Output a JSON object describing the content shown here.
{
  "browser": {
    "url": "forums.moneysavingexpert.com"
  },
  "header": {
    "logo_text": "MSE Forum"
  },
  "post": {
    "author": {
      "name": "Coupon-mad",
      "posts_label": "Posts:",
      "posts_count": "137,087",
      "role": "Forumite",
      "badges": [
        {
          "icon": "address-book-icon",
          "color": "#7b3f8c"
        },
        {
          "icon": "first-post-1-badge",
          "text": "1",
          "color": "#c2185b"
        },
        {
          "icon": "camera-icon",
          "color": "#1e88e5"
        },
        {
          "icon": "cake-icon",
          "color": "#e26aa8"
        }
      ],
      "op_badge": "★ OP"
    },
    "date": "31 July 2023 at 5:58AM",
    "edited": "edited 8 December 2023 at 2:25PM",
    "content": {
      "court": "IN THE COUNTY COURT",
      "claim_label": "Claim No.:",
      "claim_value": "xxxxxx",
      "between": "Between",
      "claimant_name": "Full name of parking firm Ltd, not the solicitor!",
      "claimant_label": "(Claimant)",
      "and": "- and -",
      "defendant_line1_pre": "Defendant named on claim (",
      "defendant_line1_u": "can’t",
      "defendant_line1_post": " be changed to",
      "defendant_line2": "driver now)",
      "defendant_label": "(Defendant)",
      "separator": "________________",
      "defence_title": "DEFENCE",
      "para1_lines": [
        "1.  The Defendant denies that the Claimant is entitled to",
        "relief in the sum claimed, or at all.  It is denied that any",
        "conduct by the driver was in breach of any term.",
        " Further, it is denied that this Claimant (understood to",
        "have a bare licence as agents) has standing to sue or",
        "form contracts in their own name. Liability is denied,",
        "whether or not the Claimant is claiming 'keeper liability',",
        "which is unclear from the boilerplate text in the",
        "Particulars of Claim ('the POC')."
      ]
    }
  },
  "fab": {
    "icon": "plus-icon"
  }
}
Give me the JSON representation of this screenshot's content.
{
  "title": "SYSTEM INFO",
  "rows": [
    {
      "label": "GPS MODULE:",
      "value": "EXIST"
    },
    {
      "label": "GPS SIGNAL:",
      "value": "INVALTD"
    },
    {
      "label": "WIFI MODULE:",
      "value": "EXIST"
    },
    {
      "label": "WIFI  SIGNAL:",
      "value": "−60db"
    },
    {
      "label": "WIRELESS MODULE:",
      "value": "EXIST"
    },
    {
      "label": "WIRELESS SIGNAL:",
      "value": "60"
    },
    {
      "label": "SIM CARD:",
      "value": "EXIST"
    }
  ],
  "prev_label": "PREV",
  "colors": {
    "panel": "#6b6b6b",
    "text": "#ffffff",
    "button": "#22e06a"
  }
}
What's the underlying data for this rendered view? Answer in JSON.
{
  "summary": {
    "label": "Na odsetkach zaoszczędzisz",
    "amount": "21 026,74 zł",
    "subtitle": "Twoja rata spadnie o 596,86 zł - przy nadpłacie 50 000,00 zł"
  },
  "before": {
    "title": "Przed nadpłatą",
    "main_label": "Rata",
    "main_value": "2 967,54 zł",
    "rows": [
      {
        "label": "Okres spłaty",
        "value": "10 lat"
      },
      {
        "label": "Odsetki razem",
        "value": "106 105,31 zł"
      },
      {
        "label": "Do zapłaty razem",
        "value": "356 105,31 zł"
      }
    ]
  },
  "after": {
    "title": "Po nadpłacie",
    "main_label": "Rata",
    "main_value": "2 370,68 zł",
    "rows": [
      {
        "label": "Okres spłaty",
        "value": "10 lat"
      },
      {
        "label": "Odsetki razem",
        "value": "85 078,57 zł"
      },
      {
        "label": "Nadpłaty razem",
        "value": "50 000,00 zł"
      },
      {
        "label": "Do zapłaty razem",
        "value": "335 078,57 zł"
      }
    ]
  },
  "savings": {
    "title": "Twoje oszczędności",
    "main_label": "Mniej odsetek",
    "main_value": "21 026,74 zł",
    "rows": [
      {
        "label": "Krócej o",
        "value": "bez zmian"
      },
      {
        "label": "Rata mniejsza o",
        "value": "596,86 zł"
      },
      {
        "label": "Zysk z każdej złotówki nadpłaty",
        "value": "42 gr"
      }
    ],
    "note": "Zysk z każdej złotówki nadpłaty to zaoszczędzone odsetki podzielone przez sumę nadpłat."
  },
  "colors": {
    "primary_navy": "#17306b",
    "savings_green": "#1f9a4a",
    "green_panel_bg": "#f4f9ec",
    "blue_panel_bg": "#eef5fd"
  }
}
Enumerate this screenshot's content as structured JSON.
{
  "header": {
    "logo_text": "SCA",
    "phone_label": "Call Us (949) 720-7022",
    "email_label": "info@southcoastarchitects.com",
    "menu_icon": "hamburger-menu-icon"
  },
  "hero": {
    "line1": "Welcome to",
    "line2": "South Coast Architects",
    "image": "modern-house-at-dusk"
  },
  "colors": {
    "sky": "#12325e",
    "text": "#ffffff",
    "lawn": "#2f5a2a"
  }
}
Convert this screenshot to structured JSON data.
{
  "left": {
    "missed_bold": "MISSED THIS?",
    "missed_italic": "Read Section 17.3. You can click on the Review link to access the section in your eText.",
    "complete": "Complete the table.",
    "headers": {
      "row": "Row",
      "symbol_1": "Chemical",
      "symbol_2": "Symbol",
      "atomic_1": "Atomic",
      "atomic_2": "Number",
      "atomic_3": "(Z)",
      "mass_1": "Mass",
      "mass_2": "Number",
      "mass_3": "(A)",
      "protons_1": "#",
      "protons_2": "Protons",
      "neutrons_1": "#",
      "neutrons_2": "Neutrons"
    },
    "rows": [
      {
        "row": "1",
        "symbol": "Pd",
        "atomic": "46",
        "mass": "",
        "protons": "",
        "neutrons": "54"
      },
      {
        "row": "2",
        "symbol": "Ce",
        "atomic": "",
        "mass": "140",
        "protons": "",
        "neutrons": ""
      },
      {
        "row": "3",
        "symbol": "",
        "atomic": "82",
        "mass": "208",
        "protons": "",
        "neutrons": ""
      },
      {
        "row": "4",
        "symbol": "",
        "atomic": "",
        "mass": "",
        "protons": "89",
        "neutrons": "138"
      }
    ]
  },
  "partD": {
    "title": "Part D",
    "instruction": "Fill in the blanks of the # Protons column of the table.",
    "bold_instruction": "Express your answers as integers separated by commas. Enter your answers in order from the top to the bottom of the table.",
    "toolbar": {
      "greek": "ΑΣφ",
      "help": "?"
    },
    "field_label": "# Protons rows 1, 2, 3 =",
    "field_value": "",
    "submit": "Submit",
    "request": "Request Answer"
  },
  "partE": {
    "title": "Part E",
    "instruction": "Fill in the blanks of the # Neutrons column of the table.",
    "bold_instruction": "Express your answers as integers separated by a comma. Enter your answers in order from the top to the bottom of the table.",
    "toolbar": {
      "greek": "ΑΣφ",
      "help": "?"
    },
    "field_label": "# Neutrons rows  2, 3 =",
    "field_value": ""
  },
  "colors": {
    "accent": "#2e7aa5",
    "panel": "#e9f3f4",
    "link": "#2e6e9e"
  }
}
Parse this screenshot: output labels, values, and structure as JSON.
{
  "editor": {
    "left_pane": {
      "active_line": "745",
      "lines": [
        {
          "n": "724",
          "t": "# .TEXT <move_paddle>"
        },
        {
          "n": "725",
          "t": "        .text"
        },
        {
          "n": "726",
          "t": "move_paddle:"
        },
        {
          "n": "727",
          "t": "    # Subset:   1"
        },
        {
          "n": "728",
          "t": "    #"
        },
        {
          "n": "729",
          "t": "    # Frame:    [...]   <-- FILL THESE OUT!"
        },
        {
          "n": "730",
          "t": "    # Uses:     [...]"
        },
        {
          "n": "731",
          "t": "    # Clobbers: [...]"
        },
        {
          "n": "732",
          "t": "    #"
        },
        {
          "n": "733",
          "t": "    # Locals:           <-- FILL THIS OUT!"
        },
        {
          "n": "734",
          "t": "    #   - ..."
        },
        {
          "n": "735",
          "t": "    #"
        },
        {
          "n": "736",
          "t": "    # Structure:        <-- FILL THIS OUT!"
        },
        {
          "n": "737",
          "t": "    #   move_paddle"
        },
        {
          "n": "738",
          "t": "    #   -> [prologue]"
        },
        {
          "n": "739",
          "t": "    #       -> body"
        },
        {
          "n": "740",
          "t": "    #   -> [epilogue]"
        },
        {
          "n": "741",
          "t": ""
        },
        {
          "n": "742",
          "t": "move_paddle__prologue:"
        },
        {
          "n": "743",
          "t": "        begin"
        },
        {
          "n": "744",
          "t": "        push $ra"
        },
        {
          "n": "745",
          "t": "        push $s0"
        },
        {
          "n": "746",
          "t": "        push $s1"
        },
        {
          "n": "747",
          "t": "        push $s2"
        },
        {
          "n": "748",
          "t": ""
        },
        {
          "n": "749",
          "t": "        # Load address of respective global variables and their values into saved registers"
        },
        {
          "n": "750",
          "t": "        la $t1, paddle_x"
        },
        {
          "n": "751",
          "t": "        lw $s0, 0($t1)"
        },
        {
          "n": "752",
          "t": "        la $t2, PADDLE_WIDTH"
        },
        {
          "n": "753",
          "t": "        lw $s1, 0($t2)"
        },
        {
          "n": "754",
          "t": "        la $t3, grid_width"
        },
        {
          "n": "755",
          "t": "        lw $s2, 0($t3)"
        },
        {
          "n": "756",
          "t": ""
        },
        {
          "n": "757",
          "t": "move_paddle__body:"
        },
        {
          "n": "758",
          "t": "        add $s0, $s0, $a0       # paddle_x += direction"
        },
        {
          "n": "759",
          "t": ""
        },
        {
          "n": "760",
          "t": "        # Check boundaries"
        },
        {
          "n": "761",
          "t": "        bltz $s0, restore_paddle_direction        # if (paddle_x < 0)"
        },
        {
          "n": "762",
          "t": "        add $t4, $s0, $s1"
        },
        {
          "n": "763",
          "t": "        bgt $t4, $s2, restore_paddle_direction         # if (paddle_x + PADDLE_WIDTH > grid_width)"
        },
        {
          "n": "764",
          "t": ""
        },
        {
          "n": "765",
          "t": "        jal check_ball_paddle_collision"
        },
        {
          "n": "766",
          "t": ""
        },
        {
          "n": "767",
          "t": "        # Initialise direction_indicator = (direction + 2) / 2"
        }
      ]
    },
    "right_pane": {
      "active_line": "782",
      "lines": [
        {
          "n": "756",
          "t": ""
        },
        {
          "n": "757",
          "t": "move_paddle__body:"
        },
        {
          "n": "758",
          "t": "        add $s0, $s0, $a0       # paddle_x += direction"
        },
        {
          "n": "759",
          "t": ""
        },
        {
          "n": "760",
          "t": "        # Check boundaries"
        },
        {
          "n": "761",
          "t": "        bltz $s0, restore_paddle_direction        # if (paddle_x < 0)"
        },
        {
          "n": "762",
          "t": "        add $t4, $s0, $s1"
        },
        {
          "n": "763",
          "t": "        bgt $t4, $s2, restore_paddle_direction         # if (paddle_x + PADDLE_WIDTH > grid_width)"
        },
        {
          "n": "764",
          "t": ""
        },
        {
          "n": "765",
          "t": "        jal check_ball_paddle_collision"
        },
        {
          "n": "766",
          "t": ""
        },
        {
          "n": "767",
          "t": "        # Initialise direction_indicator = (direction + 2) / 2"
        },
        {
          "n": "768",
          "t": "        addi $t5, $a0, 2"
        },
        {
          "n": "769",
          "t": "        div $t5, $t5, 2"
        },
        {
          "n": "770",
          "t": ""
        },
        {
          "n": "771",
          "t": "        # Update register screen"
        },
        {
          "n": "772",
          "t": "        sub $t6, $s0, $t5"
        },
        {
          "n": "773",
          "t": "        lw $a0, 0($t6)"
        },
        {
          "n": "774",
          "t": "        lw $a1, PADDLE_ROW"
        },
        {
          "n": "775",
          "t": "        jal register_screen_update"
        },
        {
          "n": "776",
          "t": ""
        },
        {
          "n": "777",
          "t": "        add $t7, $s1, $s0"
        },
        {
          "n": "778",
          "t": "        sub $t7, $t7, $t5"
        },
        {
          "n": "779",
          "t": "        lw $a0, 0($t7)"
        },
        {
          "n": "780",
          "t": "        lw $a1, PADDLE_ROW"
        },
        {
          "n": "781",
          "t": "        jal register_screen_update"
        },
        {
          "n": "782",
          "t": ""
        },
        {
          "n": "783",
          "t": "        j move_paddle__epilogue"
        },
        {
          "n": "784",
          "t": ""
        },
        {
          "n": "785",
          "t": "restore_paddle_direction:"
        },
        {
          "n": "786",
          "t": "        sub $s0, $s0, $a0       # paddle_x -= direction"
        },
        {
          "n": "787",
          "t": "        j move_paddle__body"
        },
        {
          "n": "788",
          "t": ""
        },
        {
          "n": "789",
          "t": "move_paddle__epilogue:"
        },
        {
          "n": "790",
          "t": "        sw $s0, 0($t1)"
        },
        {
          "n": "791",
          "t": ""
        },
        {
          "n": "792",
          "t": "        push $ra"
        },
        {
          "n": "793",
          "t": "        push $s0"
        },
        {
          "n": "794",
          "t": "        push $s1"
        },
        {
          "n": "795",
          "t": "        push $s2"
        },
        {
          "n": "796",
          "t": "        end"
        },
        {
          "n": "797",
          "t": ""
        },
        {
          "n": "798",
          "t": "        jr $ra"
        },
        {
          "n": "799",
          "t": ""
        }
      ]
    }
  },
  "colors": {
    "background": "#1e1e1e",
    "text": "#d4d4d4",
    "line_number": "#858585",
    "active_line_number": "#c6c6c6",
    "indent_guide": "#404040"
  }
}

Stated goal: Report the number of lines in the entries above that include the string "icon". Give nothing but the number.

Result below: 6